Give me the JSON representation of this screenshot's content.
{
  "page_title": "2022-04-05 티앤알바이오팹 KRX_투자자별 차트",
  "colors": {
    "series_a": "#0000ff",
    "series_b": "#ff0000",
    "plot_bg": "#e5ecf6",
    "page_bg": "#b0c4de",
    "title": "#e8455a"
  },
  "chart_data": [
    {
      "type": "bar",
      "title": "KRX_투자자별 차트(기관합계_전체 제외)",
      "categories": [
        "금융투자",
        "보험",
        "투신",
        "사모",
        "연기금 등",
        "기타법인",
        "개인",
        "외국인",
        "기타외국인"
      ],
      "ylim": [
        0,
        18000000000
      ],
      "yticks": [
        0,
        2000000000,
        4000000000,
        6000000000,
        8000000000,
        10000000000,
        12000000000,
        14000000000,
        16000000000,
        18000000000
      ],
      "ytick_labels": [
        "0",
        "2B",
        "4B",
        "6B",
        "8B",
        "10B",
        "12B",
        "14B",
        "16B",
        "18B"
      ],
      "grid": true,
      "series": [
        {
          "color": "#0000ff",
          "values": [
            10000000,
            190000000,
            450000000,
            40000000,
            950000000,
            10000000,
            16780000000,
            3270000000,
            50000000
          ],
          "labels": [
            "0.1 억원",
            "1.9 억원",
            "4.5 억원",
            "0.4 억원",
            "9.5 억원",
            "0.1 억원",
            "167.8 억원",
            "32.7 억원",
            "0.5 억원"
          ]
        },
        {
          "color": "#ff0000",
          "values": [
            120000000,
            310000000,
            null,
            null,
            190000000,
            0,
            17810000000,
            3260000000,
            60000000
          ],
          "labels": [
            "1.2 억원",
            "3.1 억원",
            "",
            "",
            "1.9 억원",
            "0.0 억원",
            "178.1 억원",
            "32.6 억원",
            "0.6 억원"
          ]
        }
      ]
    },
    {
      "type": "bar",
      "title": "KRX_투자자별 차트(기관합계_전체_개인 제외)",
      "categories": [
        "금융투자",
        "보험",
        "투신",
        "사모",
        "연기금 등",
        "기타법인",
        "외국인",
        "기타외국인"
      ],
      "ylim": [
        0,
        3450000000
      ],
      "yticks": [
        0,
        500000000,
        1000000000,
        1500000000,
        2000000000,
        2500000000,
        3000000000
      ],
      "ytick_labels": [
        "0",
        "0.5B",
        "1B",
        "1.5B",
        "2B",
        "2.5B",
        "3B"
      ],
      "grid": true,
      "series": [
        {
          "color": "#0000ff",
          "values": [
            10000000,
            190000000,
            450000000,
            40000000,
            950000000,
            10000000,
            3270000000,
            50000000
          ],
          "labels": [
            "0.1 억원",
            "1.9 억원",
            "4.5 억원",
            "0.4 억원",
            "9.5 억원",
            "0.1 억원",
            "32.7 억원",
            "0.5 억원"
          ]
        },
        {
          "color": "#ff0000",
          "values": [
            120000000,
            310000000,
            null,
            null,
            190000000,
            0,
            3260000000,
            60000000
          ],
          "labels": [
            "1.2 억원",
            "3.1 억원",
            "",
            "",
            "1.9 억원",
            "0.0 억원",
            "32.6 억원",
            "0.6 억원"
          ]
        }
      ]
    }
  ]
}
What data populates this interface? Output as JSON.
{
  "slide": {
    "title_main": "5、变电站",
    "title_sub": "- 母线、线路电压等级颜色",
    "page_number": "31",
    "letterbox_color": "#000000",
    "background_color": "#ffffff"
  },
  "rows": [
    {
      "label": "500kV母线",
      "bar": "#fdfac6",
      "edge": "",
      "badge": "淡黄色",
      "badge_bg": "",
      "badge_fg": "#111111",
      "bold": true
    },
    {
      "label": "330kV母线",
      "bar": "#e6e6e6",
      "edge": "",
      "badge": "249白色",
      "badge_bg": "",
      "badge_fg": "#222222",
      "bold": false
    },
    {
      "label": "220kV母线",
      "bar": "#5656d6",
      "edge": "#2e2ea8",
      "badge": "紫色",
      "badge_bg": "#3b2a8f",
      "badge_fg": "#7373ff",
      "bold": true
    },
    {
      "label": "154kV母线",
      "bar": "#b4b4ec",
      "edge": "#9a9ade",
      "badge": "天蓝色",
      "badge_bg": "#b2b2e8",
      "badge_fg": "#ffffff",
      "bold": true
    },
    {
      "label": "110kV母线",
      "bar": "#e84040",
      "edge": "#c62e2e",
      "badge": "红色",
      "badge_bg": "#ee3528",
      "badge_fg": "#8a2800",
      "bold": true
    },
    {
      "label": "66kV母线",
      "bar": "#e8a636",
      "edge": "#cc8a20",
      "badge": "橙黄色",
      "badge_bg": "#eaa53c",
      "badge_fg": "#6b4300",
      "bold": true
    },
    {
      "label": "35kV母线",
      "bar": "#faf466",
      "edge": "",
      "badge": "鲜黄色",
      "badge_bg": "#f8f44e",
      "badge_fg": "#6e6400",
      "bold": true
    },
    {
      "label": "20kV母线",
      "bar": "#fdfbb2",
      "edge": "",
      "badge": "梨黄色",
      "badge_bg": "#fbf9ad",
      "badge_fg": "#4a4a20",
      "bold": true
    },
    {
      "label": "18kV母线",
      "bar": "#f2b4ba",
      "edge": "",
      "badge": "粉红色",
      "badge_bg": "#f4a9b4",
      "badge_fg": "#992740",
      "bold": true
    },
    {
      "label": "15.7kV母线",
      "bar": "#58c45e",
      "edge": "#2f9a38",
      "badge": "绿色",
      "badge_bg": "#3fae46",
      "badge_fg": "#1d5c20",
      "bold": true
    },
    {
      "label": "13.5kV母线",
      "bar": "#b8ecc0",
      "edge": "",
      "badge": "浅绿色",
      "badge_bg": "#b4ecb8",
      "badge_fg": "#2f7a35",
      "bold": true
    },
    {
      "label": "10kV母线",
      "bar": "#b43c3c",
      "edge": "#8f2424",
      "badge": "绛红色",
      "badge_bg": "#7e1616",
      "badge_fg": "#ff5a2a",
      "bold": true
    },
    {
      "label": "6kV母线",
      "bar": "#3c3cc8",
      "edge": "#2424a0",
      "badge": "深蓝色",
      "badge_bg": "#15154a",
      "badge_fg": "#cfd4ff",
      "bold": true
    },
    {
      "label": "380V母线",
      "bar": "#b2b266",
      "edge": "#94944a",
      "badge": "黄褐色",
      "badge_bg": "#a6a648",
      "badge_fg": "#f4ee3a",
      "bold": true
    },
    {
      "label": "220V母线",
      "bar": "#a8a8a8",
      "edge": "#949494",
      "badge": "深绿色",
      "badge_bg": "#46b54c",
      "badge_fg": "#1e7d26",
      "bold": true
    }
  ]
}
-------------------------
Write only the number of lines in the data above that include "ffffff".

*ANSWER TO THIS EXERCISE*: 2